-- START ROWS --

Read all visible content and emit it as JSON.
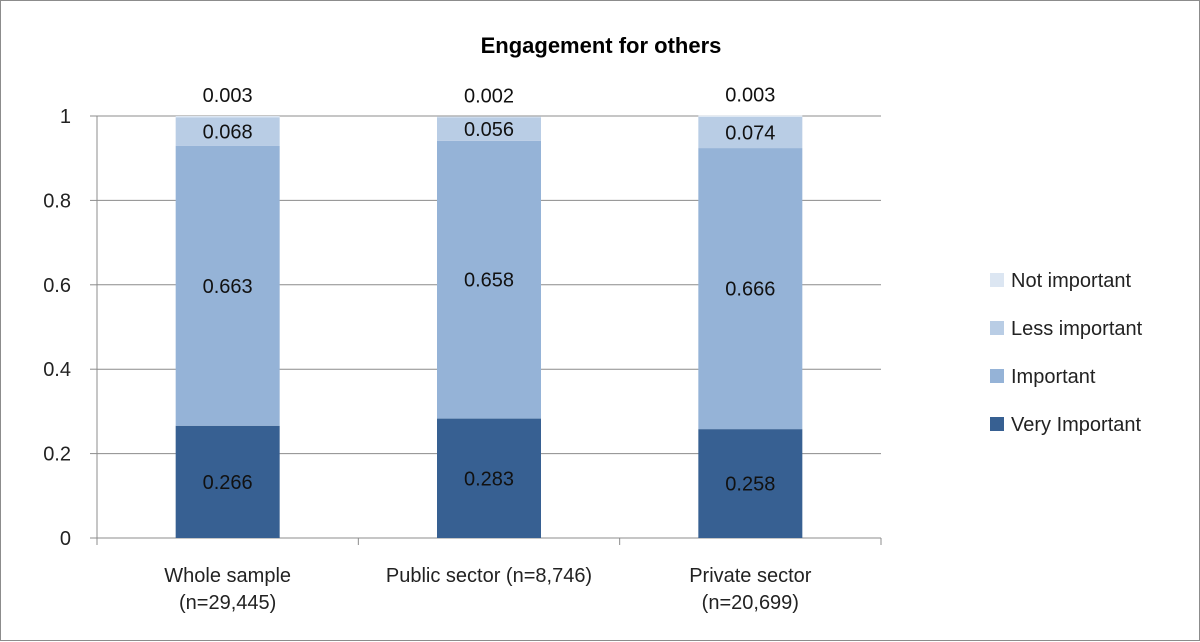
{
  "chart_data": {
    "type": "bar",
    "stacked": true,
    "title": "Engagement for others",
    "xlabel": "",
    "ylabel": "",
    "ylim": [
      0,
      1
    ],
    "yticks": [
      "0",
      "0.2",
      "0.4",
      "0.6",
      "0.8",
      "1"
    ],
    "categories": [
      [
        "Whole sample",
        "(n=29,445)"
      ],
      [
        "Public sector (n=8,746)"
      ],
      [
        "Private sector",
        "(n=20,699)"
      ]
    ],
    "series": [
      {
        "name": "Very Important",
        "color": "#376092",
        "label_color": "#111111",
        "values": [
          0.266,
          0.283,
          0.258
        ],
        "labels": [
          "0.266",
          "0.283",
          "0.258"
        ]
      },
      {
        "name": "Important",
        "color": "#95b3d7",
        "label_color": "#111111",
        "values": [
          0.663,
          0.658,
          0.666
        ],
        "labels": [
          "0.663",
          "0.658",
          "0.666"
        ]
      },
      {
        "name": "Less important",
        "color": "#b9cde5",
        "label_color": "#111111",
        "values": [
          0.068,
          0.056,
          0.074
        ],
        "labels": [
          "0.068",
          "0.056",
          "0.074"
        ]
      },
      {
        "name": "Not important",
        "color": "#dce6f2",
        "label_color": "#111111",
        "values": [
          0.003,
          0.002,
          0.003
        ],
        "labels": [
          "0.003",
          "0.002",
          "0.003"
        ]
      }
    ],
    "legend_position": "right",
    "grid": true
  }
}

-- END ROWS --

# [WHAT YOU SHOULD DO]
Transcribe the whole listing, character for character, but not its images.

# [TASK OUTPUT]
Read all visible content and emit it as JSON.
{
  "chart_data": {
    "type": "bar",
    "stacked": true,
    "title": "Engagement for others",
    "xlabel": "",
    "ylabel": "",
    "ylim": [
      0,
      1
    ],
    "yticks": [
      "0",
      "0.2",
      "0.4",
      "0.6",
      "0.8",
      "1"
    ],
    "categories": [
      [
        "Whole sample",
        "(n=29,445)"
      ],
      [
        "Public sector (n=8,746)"
      ],
      [
        "Private sector",
        "(n=20,699)"
      ]
    ],
    "series": [
      {
        "name": "Very Important",
        "color": "#376092",
        "label_color": "#111111",
        "values": [
          0.266,
          0.283,
          0.258
        ],
        "labels": [
          "0.266",
          "0.283",
          "0.258"
        ]
      },
      {
        "name": "Important",
        "color": "#95b3d7",
        "label_color": "#111111",
        "values": [
          0.663,
          0.658,
          0.666
        ],
        "labels": [
          "0.663",
          "0.658",
          "0.666"
        ]
      },
      {
        "name": "Less important",
        "color": "#b9cde5",
        "label_color": "#111111",
        "values": [
          0.068,
          0.056,
          0.074
        ],
        "labels": [
          "0.068",
          "0.056",
          "0.074"
        ]
      },
      {
        "name": "Not important",
        "color": "#dce6f2",
        "label_color": "#111111",
        "values": [
          0.003,
          0.002,
          0.003
        ],
        "labels": [
          "0.003",
          "0.002",
          "0.003"
        ]
      }
    ],
    "legend_position": "right",
    "grid": true
  }
}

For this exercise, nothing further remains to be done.